▸ Figure content listings:
..............................
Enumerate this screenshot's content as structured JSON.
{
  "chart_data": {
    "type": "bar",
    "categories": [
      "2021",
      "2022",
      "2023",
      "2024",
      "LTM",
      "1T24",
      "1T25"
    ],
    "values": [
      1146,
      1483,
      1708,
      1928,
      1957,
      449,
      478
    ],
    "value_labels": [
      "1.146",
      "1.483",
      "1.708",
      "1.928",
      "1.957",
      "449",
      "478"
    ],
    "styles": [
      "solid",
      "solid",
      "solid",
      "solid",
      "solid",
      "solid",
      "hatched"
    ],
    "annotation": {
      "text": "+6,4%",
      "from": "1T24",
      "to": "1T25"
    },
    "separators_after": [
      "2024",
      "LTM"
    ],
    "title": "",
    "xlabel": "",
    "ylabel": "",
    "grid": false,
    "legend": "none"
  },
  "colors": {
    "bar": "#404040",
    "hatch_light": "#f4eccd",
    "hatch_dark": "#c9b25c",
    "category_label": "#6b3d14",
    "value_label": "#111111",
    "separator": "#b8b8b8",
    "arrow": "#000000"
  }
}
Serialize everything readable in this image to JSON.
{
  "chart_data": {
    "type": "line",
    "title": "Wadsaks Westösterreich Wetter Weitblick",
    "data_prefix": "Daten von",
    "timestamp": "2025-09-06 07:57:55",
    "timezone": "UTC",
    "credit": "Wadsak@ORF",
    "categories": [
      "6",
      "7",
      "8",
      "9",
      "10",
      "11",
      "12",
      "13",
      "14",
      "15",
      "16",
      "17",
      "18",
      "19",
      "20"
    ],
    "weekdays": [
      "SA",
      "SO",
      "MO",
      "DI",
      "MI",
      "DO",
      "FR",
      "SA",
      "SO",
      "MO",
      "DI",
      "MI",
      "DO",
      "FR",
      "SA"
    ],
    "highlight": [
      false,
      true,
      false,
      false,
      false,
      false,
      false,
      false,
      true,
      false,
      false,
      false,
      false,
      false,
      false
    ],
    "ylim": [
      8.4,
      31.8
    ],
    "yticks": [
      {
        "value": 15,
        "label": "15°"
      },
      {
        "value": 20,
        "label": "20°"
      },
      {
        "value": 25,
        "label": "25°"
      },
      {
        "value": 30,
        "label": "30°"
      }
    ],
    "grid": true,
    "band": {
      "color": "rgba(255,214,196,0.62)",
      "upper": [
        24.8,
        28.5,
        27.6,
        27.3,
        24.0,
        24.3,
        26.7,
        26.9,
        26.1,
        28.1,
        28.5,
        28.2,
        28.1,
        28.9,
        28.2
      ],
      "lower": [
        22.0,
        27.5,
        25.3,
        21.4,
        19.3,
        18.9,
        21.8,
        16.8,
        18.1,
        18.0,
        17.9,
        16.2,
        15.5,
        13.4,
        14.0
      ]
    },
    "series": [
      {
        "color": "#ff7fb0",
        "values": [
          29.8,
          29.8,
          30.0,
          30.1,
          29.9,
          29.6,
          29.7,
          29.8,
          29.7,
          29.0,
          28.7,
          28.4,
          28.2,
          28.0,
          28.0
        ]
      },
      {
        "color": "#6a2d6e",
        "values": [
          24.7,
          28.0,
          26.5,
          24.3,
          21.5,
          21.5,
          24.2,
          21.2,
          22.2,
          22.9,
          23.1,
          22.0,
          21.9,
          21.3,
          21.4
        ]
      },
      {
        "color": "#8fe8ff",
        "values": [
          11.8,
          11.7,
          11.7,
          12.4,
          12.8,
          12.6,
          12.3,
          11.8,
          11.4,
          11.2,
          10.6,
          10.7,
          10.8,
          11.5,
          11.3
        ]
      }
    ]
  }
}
..............................
▸ Objective:
Pick out the lines above that hold the string "this" and show them.

▸ Complete response:
Enumerate this screenshot's content as structured JSON.
Serialize everything readable in this image to JSON.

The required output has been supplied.